■ BRIEF:
Tally the lines below that contain the word "text", and give only that number.
------ THE RECORDS ------
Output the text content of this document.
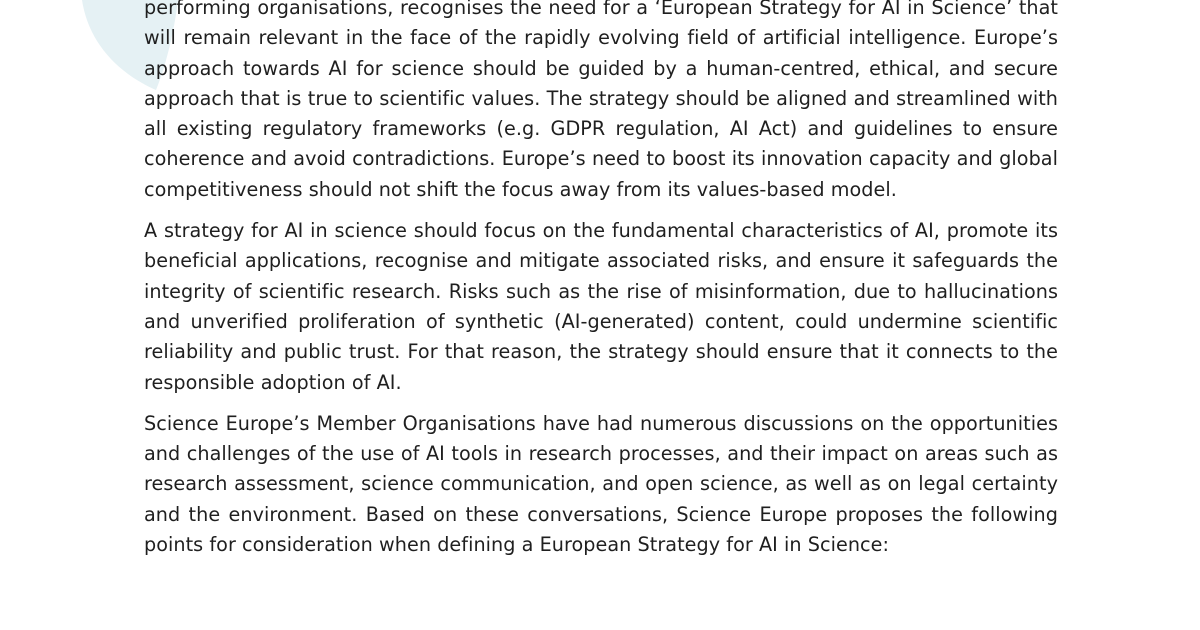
performing organisations, recognises the need for a ‘European Strategy for AI in Science’ that will remain relevant in the face of the rapidly evolving field of artificial intelligence. Europe’s approach towards AI for science should be guided by a human-centred, ethical, and secure approach that is true to scientific values. The strategy should be aligned and streamlined with all existing regulatory frameworks (e.g. GDPR regulation, AI Act) and guidelines to ensure coherence and avoid contradictions. Europe’s need to boost its innovation capacity and global competitiveness should not shift the focus away from its values-based model.

A strategy for AI in science should focus on the fundamental characteristics of AI, promote its beneficial applications, recognise and mitigate associated risks, and ensure it safeguards the integrity of scientific research. Risks such as the rise of misinformation, due to hallucinations and unverified proliferation of synthetic (AI-generated) content, could undermine scientific reliability and public trust. For that reason, the strategy should ensure that it connects to the responsible adoption of AI.

Science Europe’s Member Organisations have had numerous discussions on the opportunities and challenges of the use of AI tools in research processes, and their impact on areas such as research assessment, science communication, and open science, as well as on legal certainty and the environment. Based on these conversations, Science Europe proposes the following points for consideration when defining a European Strategy for AI in Science:
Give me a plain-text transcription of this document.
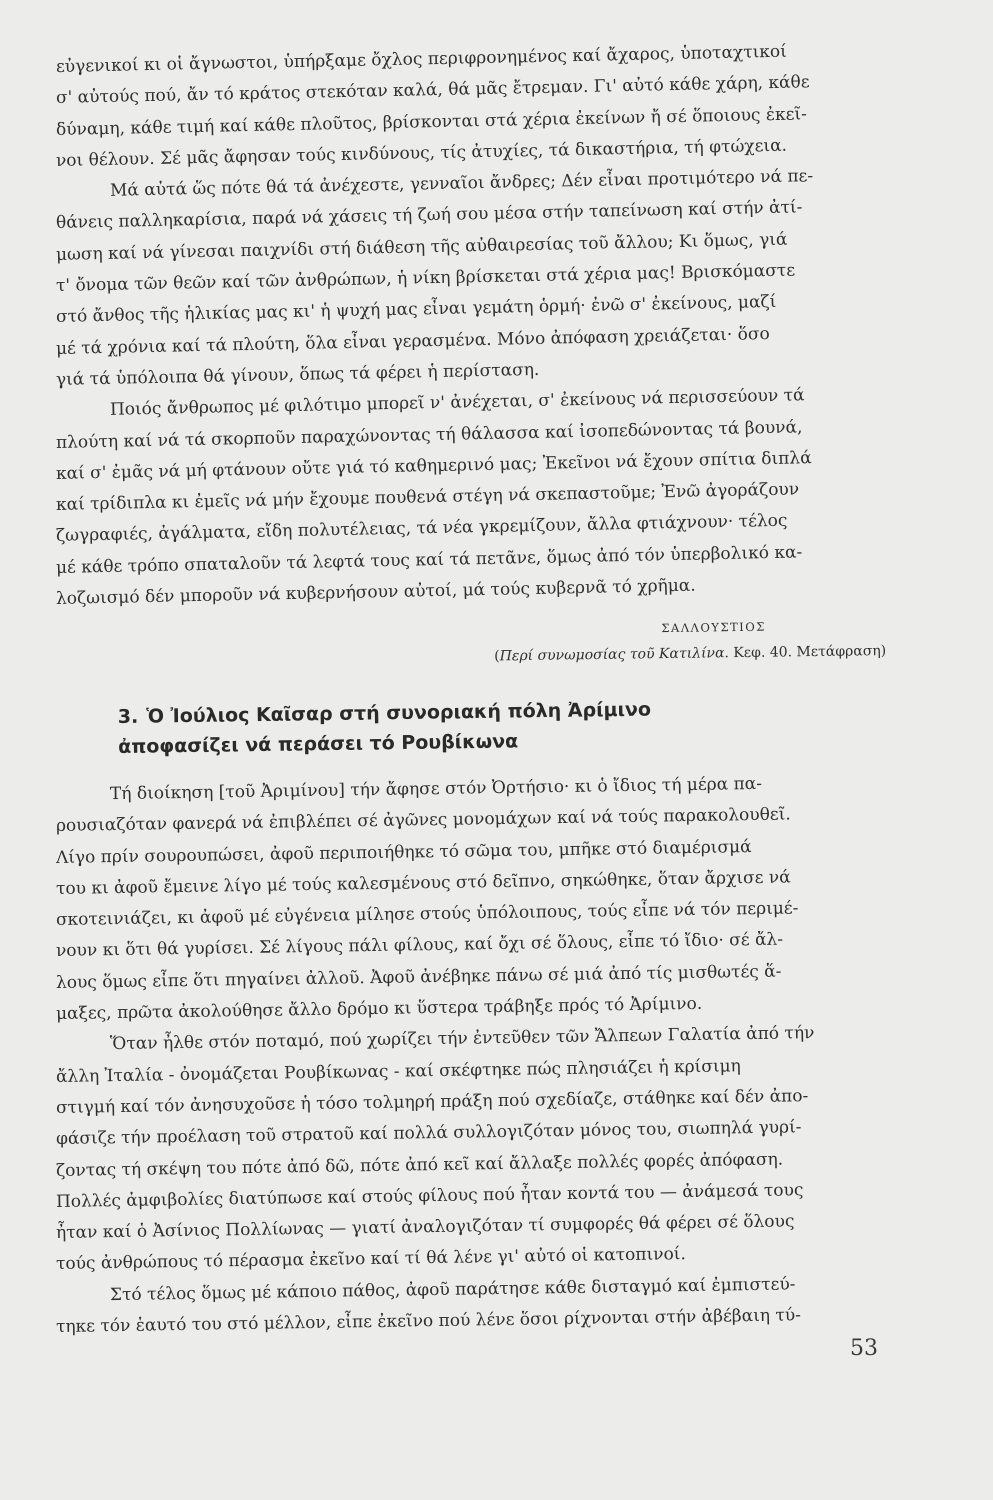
εὐγενικοί κι οἱ ἄγνωστοι, ὑπήρξαμε ὄχλος περιφρονημένος καί ἄχαρος, ὑποταχτικοί
σ' αὐτούς πού, ἄν τό κράτος στεκόταν καλά, θά μᾶς ἔτρεμαν. Γι' αὐτό κάθε χάρη, κάθε
δύναμη, κάθε τιμή καί κάθε πλοῦτος, βρίσκονται στά χέρια ἐκείνων ἤ σέ ὅποιους ἐκεῖ-
νοι θέλουν. Σέ μᾶς ἄφησαν τούς κινδύνους, τίς ἀτυχίες, τά δικαστήρια, τή φτώχεια.
Μά αὐτά ὥς πότε θά τά ἀνέχεστε, γενναῖοι ἄνδρες; Δέν εἶναι προτιμότερο νά πε-
θάνεις παλληκαρίσια, παρά νά χάσεις τή ζωή σου μέσα στήν ταπείνωση καί στήν ἀτί-
μωση καί νά γίνεσαι παιχνίδι στή διάθεση τῆς αὐθαιρεσίας τοῦ ἄλλου; Κι ὅμως, γιά
τ' ὄνομα τῶν θεῶν καί τῶν ἀνθρώπων, ἡ νίκη βρίσκεται στά χέρια μας! Βρισκόμαστε
στό ἄνθος τῆς ἡλικίας μας κι' ἡ ψυχή μας εἶναι γεμάτη ὁρμή· ἐνῶ σ' ἐκείνους, μαζί
μέ τά χρόνια καί τά πλούτη, ὅλα εἶναι γερασμένα. Μόνο ἀπόφαση χρειάζεται· ὅσο
γιά τά ὑπόλοιπα θά γίνουν, ὅπως τά φέρει ἡ περίσταση.
Ποιός ἄνθρωπος μέ φιλότιμο μπορεῖ ν' ἀνέχεται, σ' ἐκείνους νά περισσεύουν τά
πλούτη καί νά τά σκορποῦν παραχώνοντας τή θάλασσα καί ἰσοπεδώνοντας τά βουνά,
καί σ' ἐμᾶς νά μή φτάνουν οὔτε γιά τό καθημερινό μας; Ἐκεῖνοι νά ἔχουν σπίτια διπλά
καί τρίδιπλα κι ἐμεῖς νά μήν ἔχουμε πουθενά στέγη νά σκεπαστοῦμε; Ἐνῶ ἀγοράζουν
ζωγραφιές, ἀγάλματα, εἴδη πολυτέλειας, τά νέα γκρεμίζουν, ἄλλα φτιάχνουν· τέλος
μέ κάθε τρόπο σπαταλοῦν τά λεφτά τους καί τά πετᾶνε, ὅμως ἀπό τόν ὑπερβολικό κα-
λοζωισμό δέν μποροῦν νά κυβερνήσουν αὐτοί, μά τούς κυβερνᾶ τό χρῆμα.
ΣΑΛΛΟΥΣΤΙΟΣ
(Περί συνωμοσίας τοῦ Κατιλίνα. Κεφ. 40. Μετάφραση)
3. Ὁ Ἰούλιος Καῖσαρ στή συνοριακή πόλη Ἀρίμινο
ἀποφασίζει νά περάσει τό Ρουβίκωνα
Τή διοίκηση [τοῦ Ἀριμίνου] τήν ἄφησε στόν Ὀρτήσιο· κι ὁ ἴδιος τή μέρα πα-
ρουσιαζόταν φανερά νά ἐπιβλέπει σέ ἀγῶνες μονομάχων καί νά τούς παρακολουθεῖ.
Λίγο πρίν σουρουπώσει, ἀφοῦ περιποιήθηκε τό σῶμα του, μπῆκε στό διαμέρισμά
του κι ἀφοῦ ἔμεινε λίγο μέ τούς καλεσμένους στό δεῖπνο, σηκώθηκε, ὅταν ἄρχισε νά
σκοτεινιάζει, κι ἀφοῦ μέ εὐγένεια μίλησε στούς ὑπόλοιπους, τούς εἶπε νά τόν περιμέ-
νουν κι ὅτι θά γυρίσει. Σέ λίγους πάλι φίλους, καί ὄχι σέ ὅλους, εἶπε τό ἴδιο· σέ ἄλ-
λους ὅμως εἶπε ὅτι πηγαίνει ἀλλοῦ. Ἀφοῦ ἀνέβηκε πάνω σέ μιά ἀπό τίς μισθωτές ἅ-
μαξες, πρῶτα ἀκολούθησε ἄλλο δρόμο κι ὕστερα τράβηξε πρός τό Ἀρίμινο.
Ὅταν ἦλθε στόν ποταμό, πού χωρίζει τήν ἐντεῦθεν τῶν Ἄλπεων Γαλατία ἀπό τήν
ἄλλη Ἰταλία - ὀνομάζεται Ρουβίκωνας - καί σκέφτηκε πώς πλησιάζει ἡ κρίσιμη
στιγμή καί τόν ἀνησυχοῦσε ἡ τόσο τολμηρή πράξη πού σχεδίαζε, στάθηκε καί δέν ἀπο-
φάσιζε τήν προέλαση τοῦ στρατοῦ καί πολλά συλλογιζόταν μόνος του, σιωπηλά γυρί-
ζοντας τή σκέψη του πότε ἀπό δῶ, πότε ἀπό κεῖ καί ἄλλαξε πολλές φορές ἀπόφαση.
Πολλές ἀμφιβολίες διατύπωσε καί στούς φίλους πού ἦταν κοντά του — ἀνάμεσά τους
ἦταν καί ὁ Ἀσίνιος Πολλίωνας — γιατί ἀναλογιζόταν τί συμφορές θά φέρει σέ ὅλους
τούς ἀνθρώπους τό πέρασμα ἐκεῖνο καί τί θά λένε γι' αὐτό οἱ κατοπινοί.
Στό τέλος ὅμως μέ κάποιο πάθος, ἀφοῦ παράτησε κάθε δισταγμό καί ἐμπιστεύ-
τηκε τόν ἑαυτό του στό μέλλον, εἶπε ἐκεῖνο πού λένε ὅσοι ρίχνονται στήν ἀβέβαιη τύ-
53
------
■ TASK OUTPUT:
2